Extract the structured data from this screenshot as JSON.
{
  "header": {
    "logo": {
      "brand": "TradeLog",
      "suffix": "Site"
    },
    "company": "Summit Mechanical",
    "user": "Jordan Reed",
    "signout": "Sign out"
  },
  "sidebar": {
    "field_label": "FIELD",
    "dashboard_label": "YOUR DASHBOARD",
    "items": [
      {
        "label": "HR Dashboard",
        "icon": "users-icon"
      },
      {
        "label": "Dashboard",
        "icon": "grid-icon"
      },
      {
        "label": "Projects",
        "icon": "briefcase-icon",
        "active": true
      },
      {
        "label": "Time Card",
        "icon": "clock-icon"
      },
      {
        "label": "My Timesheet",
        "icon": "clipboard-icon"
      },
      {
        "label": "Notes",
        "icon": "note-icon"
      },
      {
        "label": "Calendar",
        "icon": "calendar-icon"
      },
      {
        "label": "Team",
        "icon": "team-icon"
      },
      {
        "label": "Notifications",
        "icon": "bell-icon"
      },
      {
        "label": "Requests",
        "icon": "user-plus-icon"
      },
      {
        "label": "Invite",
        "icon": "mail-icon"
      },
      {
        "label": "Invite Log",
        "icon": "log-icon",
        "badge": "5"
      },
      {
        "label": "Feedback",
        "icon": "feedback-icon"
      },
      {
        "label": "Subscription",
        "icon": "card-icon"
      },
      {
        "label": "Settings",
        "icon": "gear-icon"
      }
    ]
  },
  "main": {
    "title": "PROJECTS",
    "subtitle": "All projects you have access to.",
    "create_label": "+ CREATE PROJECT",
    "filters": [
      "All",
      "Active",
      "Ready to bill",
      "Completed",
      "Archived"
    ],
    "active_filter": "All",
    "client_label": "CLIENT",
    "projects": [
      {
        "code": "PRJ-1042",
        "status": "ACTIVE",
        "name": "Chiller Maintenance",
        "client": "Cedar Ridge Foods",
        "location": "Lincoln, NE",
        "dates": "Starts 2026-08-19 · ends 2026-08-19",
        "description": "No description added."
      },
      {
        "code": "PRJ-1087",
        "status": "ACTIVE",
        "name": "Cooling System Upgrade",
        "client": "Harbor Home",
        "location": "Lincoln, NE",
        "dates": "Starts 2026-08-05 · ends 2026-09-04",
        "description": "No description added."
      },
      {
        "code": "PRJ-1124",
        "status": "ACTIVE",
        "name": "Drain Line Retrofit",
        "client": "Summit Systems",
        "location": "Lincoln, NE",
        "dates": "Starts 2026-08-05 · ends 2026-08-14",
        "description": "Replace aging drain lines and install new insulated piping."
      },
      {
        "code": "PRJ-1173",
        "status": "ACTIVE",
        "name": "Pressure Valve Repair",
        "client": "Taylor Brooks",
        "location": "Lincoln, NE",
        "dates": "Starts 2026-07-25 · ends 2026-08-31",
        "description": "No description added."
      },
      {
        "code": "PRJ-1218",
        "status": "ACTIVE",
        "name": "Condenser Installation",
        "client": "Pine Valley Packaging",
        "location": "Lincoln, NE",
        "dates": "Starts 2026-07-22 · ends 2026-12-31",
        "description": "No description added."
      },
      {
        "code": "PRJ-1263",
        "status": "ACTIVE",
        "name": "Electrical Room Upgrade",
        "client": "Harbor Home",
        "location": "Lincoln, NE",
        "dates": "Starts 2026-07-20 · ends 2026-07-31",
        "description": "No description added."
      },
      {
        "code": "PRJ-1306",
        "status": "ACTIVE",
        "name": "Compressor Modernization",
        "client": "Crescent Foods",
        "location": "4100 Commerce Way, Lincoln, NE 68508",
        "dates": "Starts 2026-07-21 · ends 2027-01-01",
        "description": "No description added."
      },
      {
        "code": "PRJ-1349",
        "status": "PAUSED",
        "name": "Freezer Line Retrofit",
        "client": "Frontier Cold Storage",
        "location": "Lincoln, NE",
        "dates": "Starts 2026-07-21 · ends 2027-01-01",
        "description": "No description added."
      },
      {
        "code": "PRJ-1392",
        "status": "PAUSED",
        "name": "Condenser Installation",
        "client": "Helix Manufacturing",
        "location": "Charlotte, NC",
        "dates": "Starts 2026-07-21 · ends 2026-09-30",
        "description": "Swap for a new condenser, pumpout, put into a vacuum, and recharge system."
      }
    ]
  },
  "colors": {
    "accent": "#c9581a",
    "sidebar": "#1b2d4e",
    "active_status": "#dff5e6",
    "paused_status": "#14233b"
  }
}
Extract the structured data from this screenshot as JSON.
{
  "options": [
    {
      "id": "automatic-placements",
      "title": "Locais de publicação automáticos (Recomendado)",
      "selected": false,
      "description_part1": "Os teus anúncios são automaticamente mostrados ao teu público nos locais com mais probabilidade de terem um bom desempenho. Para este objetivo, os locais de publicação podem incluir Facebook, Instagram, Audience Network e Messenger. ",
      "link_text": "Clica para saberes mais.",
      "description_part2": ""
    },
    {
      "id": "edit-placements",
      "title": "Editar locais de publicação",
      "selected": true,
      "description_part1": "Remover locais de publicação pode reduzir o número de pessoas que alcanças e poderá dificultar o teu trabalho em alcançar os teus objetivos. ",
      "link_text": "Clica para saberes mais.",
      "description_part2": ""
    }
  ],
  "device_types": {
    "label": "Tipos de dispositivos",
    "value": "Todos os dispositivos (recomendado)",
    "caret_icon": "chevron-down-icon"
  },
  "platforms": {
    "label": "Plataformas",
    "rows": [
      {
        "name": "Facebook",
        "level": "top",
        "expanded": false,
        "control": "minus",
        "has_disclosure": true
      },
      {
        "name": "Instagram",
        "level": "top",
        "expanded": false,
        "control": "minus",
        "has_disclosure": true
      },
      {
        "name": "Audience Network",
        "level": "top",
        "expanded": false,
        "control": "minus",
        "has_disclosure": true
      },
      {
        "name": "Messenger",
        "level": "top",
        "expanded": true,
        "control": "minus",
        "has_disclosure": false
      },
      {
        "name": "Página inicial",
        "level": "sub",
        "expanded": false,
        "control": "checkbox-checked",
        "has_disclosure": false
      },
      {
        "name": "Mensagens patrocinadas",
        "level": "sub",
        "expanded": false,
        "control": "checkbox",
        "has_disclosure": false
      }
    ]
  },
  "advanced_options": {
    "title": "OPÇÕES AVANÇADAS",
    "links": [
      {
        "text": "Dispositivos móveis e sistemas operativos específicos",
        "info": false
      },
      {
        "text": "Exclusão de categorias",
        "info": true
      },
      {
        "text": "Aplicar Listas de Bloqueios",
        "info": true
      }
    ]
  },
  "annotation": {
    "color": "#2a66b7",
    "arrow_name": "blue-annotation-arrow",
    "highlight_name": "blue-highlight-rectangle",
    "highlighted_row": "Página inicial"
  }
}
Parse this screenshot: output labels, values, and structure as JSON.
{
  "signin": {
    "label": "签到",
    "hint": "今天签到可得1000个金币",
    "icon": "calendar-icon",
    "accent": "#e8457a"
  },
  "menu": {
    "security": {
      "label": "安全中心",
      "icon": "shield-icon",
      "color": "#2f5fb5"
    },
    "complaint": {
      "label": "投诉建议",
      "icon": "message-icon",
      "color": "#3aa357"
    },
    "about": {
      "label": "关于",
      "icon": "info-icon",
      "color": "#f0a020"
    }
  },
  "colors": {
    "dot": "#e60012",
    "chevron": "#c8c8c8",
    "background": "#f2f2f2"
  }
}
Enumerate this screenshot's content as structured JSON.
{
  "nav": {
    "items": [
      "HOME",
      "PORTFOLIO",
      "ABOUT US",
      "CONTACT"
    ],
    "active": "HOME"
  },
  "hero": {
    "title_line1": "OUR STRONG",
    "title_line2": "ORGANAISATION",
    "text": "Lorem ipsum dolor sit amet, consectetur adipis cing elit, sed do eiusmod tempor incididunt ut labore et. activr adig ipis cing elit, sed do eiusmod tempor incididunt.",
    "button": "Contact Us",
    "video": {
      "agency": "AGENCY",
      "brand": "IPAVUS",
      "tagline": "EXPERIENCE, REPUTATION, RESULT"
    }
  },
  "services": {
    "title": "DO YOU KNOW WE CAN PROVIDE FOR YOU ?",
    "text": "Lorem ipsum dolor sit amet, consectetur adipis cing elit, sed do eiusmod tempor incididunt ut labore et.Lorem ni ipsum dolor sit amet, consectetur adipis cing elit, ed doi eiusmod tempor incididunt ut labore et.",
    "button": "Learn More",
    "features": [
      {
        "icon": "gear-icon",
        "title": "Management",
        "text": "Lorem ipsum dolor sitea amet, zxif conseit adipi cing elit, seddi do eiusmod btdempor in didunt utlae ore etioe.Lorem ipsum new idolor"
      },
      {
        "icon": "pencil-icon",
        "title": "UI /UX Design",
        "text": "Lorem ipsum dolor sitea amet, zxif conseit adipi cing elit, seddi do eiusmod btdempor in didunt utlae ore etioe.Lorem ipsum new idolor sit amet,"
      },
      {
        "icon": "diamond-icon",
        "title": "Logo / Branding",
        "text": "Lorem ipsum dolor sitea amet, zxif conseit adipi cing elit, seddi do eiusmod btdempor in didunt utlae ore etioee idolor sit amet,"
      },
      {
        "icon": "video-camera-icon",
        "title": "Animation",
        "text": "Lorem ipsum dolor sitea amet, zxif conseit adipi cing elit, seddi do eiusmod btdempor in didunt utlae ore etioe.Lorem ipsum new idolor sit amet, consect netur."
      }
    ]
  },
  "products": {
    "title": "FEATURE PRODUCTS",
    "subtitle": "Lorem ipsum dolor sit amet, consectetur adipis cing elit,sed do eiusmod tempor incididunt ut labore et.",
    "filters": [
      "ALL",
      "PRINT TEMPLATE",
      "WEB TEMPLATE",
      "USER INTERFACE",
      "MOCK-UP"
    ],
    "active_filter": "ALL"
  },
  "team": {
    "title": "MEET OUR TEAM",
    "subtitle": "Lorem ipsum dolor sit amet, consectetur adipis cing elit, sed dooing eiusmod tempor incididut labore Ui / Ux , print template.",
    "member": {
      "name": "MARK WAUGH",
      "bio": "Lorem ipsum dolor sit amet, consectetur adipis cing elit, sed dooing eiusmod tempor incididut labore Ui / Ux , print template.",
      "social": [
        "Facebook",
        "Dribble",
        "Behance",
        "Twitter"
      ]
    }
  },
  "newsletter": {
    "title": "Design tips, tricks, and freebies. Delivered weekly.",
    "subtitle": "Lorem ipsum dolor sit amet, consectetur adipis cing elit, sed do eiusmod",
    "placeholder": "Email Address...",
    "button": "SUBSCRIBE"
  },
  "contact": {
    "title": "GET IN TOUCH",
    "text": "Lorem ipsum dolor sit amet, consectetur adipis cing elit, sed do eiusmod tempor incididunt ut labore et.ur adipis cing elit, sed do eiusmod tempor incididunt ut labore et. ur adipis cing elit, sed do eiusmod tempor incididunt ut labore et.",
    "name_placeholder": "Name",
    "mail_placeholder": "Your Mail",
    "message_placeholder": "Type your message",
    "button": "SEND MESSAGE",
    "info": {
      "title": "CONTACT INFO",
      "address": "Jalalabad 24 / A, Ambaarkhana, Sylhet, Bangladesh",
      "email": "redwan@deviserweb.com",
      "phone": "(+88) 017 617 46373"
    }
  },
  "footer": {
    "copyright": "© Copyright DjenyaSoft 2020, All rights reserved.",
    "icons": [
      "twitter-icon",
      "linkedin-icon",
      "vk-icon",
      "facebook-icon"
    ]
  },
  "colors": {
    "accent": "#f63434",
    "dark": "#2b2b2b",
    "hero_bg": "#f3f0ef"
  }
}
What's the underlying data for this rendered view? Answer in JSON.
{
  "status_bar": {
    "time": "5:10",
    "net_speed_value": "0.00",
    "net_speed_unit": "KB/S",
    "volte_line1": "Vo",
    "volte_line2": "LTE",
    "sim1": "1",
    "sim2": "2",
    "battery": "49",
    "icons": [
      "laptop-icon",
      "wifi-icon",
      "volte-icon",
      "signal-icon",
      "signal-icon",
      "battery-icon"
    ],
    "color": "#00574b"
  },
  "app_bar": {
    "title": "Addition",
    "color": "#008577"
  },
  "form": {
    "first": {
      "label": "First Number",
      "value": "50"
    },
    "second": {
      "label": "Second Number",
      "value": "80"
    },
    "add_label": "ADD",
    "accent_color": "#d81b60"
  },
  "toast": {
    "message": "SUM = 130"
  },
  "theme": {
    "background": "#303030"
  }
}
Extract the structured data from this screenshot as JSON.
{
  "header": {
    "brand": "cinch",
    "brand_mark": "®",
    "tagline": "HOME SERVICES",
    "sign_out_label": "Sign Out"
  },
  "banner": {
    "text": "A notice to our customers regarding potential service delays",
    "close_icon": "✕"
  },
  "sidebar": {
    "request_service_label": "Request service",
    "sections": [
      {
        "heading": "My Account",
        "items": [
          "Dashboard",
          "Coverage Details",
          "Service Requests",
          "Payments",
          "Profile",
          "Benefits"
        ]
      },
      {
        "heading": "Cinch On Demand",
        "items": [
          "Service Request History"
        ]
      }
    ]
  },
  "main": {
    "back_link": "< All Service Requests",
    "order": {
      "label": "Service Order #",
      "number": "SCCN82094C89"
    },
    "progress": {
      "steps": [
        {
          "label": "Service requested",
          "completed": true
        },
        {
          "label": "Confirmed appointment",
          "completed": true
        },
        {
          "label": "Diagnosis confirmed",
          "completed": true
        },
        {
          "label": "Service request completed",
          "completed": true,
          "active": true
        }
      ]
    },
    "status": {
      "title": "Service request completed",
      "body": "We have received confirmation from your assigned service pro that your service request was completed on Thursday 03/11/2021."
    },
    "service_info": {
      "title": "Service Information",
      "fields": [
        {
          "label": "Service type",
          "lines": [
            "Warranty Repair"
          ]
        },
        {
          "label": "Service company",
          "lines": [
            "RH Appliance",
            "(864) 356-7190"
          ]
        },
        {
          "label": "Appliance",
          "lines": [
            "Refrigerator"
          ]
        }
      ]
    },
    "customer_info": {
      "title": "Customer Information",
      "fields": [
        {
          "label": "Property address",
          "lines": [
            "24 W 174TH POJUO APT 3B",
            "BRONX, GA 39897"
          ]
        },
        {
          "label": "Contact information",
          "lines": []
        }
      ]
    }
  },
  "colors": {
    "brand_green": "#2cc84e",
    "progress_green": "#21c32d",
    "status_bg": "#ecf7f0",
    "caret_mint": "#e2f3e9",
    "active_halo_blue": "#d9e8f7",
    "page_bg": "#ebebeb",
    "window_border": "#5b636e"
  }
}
=-=-=-=-=
INSTRUCTIONS TO FOLLOW.
Which lines above contain "Upgrade"? Show each of them.

SOLUTION TO THE PROBLEM.
        "name": "Cooling System Upgrade",
        "name": "Electrical Room Upgrade",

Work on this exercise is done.